◆ JOB: Look through the lines below and extract each one that contains "structured".

Rows from a figure dataset
>> begin

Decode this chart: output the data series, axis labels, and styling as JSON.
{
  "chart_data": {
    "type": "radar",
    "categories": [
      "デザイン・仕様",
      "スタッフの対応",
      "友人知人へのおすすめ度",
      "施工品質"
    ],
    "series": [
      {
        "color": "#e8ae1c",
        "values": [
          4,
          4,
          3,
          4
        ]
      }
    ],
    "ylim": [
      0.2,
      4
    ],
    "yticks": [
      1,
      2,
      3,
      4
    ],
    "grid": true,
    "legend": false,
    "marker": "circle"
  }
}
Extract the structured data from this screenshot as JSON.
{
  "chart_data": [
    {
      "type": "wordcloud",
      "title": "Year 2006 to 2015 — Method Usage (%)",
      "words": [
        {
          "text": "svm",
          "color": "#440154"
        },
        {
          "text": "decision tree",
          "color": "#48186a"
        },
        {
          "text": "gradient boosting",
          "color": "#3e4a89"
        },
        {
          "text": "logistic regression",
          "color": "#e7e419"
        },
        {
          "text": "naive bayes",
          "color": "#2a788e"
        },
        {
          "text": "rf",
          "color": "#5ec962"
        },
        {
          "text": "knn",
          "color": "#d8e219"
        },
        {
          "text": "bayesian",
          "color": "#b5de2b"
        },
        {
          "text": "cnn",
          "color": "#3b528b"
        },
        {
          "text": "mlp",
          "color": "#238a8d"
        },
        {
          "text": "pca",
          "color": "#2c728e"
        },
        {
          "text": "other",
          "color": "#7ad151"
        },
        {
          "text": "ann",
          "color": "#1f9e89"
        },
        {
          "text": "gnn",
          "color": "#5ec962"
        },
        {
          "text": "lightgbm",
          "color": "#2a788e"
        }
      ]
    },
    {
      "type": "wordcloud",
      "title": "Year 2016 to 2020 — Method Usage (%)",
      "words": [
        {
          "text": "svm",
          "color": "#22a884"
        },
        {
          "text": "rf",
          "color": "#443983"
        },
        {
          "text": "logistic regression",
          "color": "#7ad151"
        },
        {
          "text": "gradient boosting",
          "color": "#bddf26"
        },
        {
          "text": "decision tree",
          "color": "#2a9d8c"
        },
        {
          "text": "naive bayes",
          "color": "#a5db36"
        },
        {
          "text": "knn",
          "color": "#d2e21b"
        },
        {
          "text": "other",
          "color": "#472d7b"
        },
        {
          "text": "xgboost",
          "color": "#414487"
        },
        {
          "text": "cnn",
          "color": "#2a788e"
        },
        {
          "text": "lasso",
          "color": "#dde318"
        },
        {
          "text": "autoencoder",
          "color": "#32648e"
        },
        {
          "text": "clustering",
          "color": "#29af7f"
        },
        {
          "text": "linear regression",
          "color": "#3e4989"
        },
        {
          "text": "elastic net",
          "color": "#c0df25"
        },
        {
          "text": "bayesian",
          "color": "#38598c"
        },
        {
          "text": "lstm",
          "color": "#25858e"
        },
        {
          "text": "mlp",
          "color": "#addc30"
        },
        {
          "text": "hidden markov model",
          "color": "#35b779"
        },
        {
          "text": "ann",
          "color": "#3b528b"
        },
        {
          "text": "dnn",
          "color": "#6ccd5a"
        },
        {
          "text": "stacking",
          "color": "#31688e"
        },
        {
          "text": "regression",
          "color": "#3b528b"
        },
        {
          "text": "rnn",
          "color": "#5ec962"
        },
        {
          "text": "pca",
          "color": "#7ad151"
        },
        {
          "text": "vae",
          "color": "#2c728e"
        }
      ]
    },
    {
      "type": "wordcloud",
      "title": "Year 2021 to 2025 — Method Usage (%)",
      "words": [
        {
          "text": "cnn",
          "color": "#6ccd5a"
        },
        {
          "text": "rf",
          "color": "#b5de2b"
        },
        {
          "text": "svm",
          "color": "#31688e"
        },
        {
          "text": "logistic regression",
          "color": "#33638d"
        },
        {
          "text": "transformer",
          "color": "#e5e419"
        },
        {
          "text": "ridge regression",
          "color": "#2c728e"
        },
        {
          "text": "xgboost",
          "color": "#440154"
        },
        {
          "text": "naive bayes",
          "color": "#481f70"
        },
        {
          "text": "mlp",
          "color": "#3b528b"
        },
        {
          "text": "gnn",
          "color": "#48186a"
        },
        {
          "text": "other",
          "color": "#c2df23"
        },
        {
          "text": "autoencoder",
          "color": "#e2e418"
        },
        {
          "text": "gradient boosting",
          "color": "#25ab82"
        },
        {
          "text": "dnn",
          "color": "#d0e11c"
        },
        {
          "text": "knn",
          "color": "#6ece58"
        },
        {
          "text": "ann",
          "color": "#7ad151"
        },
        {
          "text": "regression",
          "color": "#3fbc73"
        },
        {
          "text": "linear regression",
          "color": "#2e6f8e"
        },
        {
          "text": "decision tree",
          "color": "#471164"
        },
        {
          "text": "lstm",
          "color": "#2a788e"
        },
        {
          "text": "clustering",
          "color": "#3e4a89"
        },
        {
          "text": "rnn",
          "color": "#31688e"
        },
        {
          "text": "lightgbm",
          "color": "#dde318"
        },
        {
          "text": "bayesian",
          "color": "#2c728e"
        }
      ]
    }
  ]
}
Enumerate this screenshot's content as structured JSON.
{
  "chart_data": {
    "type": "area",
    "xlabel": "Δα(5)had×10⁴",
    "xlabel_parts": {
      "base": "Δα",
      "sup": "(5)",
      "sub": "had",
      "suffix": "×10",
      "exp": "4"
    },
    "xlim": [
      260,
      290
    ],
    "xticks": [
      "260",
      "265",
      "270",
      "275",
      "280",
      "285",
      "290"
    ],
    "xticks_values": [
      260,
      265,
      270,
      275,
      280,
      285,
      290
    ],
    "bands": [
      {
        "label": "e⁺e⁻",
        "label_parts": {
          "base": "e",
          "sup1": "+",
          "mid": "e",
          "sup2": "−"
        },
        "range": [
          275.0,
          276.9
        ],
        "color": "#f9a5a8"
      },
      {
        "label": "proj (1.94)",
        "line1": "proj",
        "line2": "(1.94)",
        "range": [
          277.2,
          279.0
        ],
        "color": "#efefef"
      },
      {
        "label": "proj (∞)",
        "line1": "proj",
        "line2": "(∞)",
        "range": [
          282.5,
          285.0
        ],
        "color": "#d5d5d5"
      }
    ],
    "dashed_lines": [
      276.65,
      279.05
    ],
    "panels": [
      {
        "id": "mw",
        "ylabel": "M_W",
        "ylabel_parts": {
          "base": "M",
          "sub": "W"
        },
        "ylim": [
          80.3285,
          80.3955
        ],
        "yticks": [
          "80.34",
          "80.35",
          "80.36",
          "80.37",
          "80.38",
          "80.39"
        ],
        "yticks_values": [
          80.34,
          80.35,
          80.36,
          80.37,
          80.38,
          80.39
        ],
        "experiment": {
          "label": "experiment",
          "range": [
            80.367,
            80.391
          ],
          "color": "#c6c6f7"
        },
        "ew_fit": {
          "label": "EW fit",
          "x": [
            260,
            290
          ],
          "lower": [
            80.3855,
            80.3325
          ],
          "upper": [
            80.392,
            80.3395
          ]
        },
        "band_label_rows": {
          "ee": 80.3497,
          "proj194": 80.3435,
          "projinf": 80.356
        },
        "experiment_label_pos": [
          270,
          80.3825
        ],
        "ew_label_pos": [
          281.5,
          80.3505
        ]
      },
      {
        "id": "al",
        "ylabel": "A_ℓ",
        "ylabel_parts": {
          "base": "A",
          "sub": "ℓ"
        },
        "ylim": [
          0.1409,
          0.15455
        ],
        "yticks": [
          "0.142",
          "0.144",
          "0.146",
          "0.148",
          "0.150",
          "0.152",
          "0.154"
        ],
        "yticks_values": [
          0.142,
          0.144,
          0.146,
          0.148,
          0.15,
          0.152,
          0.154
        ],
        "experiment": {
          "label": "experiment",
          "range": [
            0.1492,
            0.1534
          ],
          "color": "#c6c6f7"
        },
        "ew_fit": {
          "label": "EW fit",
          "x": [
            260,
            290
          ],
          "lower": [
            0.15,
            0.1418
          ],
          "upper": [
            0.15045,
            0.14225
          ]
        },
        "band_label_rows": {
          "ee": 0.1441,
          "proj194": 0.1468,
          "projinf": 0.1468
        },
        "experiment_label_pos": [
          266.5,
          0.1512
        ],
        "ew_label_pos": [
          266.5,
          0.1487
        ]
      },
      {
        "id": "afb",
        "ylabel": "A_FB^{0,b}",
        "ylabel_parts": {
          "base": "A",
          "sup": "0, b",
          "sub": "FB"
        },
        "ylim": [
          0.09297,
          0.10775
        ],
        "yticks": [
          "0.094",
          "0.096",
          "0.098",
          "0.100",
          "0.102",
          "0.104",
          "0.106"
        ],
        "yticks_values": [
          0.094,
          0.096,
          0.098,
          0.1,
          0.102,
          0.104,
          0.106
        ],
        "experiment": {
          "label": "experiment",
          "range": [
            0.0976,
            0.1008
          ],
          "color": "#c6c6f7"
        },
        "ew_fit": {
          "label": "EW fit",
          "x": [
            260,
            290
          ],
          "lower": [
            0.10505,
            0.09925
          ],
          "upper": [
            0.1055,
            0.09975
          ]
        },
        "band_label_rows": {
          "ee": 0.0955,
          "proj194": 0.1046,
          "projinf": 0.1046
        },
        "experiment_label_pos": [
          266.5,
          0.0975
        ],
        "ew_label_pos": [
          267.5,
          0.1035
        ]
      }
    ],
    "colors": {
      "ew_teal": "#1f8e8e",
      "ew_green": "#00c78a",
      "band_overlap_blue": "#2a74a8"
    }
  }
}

>> end

◆ TASK RESPONSE:
Extract the structured data from this screenshot as JSON.
Enumerate this screenshot's content as structured JSON.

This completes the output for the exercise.